> Aim of the exercise
Only the number is wanted: count the lines that contain "Records".

> Task material
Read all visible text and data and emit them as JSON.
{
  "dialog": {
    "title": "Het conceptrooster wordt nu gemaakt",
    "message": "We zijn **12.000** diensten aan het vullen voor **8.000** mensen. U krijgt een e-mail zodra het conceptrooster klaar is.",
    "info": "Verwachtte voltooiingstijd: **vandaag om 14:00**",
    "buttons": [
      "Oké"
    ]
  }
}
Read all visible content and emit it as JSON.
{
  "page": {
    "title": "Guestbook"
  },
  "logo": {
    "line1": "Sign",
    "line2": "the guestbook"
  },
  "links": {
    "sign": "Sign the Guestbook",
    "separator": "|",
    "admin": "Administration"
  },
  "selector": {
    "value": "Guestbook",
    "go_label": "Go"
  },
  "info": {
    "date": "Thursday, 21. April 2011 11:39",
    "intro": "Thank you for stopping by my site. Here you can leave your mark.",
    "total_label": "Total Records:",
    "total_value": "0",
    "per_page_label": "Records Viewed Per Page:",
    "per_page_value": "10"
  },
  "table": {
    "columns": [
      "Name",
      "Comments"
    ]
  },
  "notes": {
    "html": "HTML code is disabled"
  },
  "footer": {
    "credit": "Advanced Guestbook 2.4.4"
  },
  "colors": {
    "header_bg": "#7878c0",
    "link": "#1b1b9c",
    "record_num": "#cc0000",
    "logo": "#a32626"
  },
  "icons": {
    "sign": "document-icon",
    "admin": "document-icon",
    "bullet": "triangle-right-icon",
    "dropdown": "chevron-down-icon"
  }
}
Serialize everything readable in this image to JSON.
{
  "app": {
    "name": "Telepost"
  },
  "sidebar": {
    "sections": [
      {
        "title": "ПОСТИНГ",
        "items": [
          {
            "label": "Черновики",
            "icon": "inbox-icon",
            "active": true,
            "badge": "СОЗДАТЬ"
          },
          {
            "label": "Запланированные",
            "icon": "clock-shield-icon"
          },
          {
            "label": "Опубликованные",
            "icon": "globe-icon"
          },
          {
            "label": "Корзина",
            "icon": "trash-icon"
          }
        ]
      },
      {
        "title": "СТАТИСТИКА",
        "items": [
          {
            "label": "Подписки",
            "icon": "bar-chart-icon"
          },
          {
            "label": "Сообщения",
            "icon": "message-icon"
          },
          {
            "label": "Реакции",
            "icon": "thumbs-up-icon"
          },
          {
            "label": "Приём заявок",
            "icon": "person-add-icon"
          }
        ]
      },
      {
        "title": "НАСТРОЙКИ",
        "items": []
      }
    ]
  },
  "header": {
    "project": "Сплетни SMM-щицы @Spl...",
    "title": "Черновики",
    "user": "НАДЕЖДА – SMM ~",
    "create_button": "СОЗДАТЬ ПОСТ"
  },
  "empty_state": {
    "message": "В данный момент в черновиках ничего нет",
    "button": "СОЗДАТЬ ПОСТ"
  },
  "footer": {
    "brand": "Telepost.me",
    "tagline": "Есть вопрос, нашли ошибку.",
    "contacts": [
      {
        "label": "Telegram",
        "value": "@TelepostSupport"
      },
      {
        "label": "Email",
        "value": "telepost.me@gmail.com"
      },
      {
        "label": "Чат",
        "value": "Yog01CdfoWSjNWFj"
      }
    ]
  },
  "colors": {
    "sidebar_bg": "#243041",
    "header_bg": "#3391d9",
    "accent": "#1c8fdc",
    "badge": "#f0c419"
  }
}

> Response
2